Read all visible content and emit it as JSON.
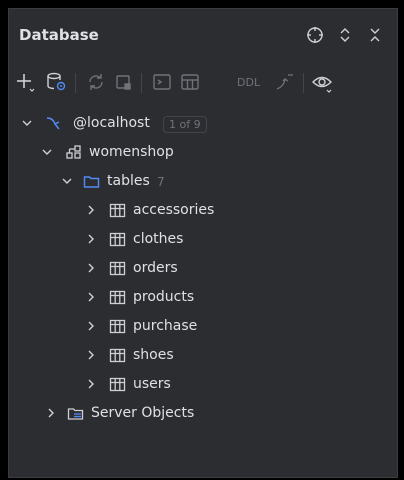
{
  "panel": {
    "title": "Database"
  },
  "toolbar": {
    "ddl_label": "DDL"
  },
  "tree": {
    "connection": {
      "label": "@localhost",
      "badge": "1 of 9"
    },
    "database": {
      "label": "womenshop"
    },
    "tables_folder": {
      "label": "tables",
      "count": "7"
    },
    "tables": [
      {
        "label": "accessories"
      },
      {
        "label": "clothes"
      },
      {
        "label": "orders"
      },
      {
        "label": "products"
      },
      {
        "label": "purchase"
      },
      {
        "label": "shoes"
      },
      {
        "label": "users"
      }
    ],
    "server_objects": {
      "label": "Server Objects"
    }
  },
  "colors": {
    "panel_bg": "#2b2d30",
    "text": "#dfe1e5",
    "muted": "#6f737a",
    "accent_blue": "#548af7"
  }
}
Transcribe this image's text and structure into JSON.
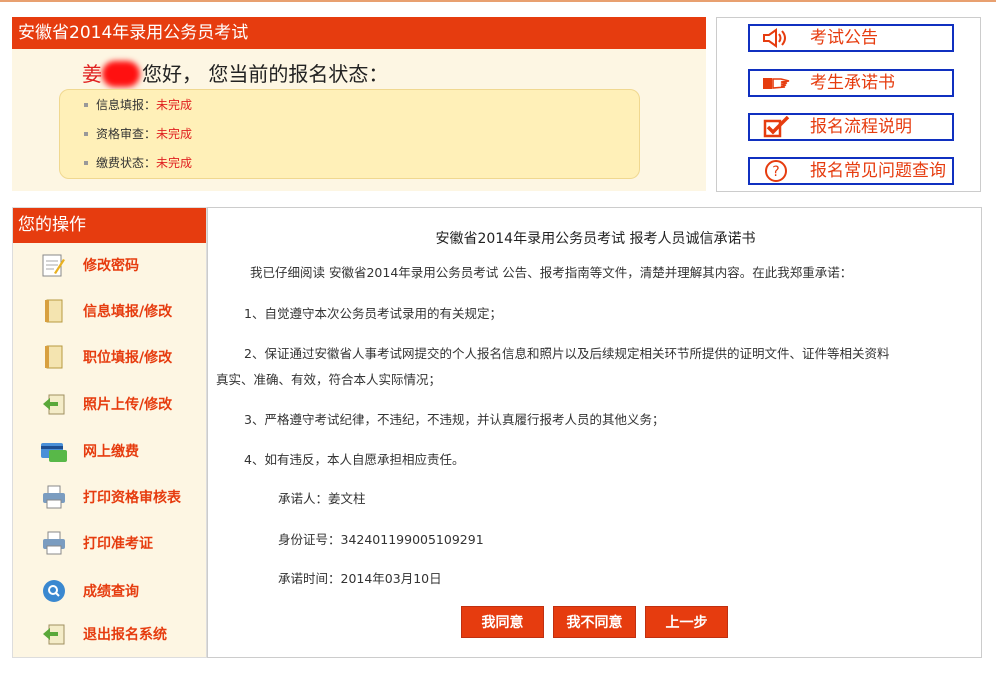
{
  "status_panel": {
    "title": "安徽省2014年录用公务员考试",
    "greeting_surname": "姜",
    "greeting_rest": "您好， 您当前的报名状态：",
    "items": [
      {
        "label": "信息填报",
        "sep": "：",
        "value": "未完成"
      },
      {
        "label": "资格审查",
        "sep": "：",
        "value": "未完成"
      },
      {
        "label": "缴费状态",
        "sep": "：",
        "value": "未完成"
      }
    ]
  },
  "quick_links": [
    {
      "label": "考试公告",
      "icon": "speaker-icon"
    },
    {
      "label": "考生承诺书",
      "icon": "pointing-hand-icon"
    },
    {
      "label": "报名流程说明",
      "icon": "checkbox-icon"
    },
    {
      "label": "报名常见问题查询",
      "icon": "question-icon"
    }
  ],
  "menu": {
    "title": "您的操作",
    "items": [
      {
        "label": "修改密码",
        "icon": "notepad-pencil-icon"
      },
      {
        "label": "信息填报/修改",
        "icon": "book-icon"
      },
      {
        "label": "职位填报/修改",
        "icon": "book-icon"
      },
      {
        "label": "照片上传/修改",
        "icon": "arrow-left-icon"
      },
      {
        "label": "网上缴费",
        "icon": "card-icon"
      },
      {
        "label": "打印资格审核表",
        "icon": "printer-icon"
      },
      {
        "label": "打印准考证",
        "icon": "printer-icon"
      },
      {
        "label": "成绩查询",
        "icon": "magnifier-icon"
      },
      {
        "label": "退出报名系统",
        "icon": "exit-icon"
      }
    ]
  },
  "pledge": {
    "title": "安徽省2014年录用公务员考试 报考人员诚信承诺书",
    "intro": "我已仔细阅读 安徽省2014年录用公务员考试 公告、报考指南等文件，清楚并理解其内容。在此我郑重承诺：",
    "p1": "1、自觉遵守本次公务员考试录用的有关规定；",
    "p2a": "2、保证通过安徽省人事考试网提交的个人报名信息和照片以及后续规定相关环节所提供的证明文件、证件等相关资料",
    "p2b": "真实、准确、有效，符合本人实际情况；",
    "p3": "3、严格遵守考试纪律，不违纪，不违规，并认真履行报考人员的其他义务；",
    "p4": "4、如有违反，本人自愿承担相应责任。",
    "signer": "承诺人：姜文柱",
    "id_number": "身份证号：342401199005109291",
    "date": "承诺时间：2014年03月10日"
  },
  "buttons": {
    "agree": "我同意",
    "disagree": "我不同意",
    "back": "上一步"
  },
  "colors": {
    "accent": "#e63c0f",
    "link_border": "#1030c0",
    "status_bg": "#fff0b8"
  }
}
========================================================================
What to produce:
All of the data above should be quoted exactly, except for the pictures.

Task answer:
Read all visible content and emit it as JSON.
{
  "panel": {
    "title": "Database"
  },
  "toolbar": {
    "ddl_label": "DDL"
  },
  "tree": {
    "connection": {
      "label": "@localhost",
      "badge": "1 of 9"
    },
    "database": {
      "label": "womenshop"
    },
    "tables_folder": {
      "label": "tables",
      "count": "7"
    },
    "tables": [
      {
        "label": "accessories"
      },
      {
        "label": "clothes"
      },
      {
        "label": "orders"
      },
      {
        "label": "products"
      },
      {
        "label": "purchase"
      },
      {
        "label": "shoes"
      },
      {
        "label": "users"
      }
    ],
    "server_objects": {
      "label": "Server Objects"
    }
  },
  "colors": {
    "panel_bg": "#2b2d30",
    "text": "#dfe1e5",
    "muted": "#6f737a",
    "accent_blue": "#548af7"
  }
}
Transcribe this image's text and structure into JSON.
{
  "status_panel": {
    "title": "安徽省2014年录用公务员考试",
    "greeting_surname": "姜",
    "greeting_rest": "您好， 您当前的报名状态：",
    "items": [
      {
        "label": "信息填报",
        "sep": "：",
        "value": "未完成"
      },
      {
        "label": "资格审查",
        "sep": "：",
        "value": "未完成"
      },
      {
        "label": "缴费状态",
        "sep": "：",
        "value": "未完成"
      }
    ]
  },
  "quick_links": [
    {
      "label": "考试公告",
      "icon": "speaker-icon"
    },
    {
      "label": "考生承诺书",
      "icon": "pointing-hand-icon"
    },
    {
      "label": "报名流程说明",
      "icon": "checkbox-icon"
    },
    {
      "label": "报名常见问题查询",
      "icon": "question-icon"
    }
  ],
  "menu": {
    "title": "您的操作",
    "items": [
      {
        "label": "修改密码",
        "icon": "notepad-pencil-icon"
      },
      {
        "label": "信息填报/修改",
        "icon": "book-icon"
      },
      {
        "label": "职位填报/修改",
        "icon": "book-icon"
      },
      {
        "label": "照片上传/修改",
        "icon": "arrow-left-icon"
      },
      {
        "label": "网上缴费",
        "icon": "card-icon"
      },
      {
        "label": "打印资格审核表",
        "icon": "printer-icon"
      },
      {
        "label": "打印准考证",
        "icon": "printer-icon"
      },
      {
        "label": "成绩查询",
        "icon": "magnifier-icon"
      },
      {
        "label": "退出报名系统",
        "icon": "exit-icon"
      }
    ]
  },
  "pledge": {
    "title": "安徽省2014年录用公务员考试 报考人员诚信承诺书",
    "intro": "我已仔细阅读 安徽省2014年录用公务员考试 公告、报考指南等文件，清楚并理解其内容。在此我郑重承诺：",
    "p1": "1、自觉遵守本次公务员考试录用的有关规定；",
    "p2a": "2、保证通过安徽省人事考试网提交的个人报名信息和照片以及后续规定相关环节所提供的证明文件、证件等相关资料",
    "p2b": "真实、准确、有效，符合本人实际情况；",
    "p3": "3、严格遵守考试纪律，不违纪，不违规，并认真履行报考人员的其他义务；",
    "p4": "4、如有违反，本人自愿承担相应责任。",
    "signer": "承诺人：姜文柱",
    "id_number": "身份证号：342401199005109291",
    "date": "承诺时间：2014年03月10日"
  },
  "buttons": {
    "agree": "我同意",
    "disagree": "我不同意",
    "back": "上一步"
  },
  "colors": {
    "accent": "#e63c0f",
    "link_border": "#1030c0",
    "status_bg": "#fff0b8"
  }
}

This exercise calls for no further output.